What to work on -
Go through the lines below and copy each one that holds the string "replies".
** start of Data for processing **
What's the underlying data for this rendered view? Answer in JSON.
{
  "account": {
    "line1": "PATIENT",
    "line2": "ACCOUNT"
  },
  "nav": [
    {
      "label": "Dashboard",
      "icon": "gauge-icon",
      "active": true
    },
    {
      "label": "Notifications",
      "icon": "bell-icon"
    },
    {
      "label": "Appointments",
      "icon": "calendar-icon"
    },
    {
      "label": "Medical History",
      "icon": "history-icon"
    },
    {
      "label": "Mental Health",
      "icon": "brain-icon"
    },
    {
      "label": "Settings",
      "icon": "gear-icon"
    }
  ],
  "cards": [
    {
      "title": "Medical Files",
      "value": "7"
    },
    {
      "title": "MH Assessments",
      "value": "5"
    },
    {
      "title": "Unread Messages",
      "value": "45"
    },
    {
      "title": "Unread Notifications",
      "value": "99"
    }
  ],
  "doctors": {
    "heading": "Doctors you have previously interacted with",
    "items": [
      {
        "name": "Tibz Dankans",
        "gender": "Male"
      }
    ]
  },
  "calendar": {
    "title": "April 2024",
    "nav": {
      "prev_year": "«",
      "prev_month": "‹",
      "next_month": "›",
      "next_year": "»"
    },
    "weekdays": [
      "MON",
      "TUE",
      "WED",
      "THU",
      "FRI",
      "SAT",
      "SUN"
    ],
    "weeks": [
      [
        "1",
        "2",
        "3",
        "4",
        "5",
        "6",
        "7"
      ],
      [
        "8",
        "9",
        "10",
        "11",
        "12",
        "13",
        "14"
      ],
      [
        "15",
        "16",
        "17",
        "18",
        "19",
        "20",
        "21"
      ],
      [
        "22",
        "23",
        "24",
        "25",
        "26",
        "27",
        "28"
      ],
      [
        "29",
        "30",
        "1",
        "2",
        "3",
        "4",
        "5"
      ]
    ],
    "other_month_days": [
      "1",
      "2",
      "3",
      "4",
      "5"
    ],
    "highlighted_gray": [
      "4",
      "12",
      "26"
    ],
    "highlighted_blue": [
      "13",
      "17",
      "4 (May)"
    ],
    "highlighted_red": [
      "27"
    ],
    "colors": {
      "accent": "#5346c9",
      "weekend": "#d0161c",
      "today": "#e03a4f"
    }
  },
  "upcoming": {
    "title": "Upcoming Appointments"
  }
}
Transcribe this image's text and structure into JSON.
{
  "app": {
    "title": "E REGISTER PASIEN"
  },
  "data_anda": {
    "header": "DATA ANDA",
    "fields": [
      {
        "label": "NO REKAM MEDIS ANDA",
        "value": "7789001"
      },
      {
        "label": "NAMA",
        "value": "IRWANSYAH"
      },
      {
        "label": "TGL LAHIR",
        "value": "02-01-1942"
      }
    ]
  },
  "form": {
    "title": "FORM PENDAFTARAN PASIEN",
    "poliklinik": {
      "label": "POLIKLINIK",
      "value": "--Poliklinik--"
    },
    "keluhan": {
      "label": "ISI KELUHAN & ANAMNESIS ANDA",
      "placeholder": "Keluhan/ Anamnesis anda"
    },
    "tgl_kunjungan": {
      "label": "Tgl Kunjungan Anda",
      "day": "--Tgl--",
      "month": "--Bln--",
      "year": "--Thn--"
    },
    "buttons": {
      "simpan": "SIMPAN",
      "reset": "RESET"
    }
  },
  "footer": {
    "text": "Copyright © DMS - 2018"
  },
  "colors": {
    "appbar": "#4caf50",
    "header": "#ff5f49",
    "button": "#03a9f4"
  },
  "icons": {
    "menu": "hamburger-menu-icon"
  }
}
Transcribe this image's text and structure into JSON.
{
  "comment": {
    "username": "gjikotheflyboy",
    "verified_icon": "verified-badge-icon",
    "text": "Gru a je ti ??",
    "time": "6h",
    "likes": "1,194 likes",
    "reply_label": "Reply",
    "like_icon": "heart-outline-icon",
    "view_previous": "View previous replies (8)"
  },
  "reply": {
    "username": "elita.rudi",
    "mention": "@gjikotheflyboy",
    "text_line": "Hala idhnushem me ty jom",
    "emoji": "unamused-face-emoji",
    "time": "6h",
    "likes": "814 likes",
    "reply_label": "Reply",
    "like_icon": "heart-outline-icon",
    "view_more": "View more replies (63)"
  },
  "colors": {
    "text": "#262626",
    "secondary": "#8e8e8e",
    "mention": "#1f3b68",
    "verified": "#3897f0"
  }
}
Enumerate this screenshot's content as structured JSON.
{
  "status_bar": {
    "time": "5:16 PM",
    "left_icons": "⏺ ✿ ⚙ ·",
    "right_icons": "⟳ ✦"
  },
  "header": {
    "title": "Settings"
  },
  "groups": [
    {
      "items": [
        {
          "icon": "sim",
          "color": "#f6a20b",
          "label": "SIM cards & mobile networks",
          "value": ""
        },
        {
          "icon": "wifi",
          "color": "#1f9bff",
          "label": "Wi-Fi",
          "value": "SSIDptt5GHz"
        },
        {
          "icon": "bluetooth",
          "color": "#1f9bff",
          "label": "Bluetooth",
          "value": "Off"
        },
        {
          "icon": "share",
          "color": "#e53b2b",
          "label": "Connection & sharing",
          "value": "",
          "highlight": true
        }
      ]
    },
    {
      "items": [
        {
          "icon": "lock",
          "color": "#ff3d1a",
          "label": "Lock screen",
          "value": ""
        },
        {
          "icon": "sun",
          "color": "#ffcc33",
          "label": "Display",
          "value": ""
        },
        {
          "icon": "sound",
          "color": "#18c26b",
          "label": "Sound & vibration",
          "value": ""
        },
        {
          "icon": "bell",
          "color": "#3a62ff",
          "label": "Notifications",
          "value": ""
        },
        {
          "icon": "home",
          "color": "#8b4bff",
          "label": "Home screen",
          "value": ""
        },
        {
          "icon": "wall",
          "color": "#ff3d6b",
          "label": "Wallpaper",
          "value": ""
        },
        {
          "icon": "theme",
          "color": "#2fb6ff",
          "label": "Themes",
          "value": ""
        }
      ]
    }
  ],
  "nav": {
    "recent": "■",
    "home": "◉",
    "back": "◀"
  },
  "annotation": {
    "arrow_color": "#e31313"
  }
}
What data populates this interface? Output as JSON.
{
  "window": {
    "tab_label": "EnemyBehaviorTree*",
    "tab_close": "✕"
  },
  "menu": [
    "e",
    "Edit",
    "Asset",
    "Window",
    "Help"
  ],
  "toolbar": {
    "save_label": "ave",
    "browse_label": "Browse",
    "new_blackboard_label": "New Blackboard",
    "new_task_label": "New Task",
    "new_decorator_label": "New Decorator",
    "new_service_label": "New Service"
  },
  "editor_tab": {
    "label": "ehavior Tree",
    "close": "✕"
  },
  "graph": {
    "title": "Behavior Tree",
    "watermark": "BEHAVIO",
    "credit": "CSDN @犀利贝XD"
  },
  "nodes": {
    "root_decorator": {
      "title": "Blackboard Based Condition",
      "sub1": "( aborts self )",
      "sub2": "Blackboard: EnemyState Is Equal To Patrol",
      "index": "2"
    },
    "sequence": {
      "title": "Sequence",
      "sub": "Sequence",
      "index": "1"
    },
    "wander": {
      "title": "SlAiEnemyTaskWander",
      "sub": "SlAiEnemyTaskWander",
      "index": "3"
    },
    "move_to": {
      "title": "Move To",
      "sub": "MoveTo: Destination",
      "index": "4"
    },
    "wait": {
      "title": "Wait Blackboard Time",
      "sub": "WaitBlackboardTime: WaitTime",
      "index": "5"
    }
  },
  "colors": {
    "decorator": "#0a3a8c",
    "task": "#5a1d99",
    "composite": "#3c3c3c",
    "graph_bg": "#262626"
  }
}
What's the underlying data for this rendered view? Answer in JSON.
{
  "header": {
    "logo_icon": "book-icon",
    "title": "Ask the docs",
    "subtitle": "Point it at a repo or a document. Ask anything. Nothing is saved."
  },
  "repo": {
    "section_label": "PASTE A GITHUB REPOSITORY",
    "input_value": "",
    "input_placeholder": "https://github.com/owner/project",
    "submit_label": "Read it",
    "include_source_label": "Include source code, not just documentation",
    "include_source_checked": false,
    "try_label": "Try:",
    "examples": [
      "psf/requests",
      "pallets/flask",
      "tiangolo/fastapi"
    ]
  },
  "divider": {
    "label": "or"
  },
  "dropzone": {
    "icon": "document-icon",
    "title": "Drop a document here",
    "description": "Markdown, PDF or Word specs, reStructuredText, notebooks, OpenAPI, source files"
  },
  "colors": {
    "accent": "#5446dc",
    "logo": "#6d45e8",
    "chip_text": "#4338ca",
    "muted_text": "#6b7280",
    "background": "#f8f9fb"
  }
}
** end of Data for processing **
Solved problem -
    "view_previous": "View previous replies (8)"
    "view_more": "View more replies (63)"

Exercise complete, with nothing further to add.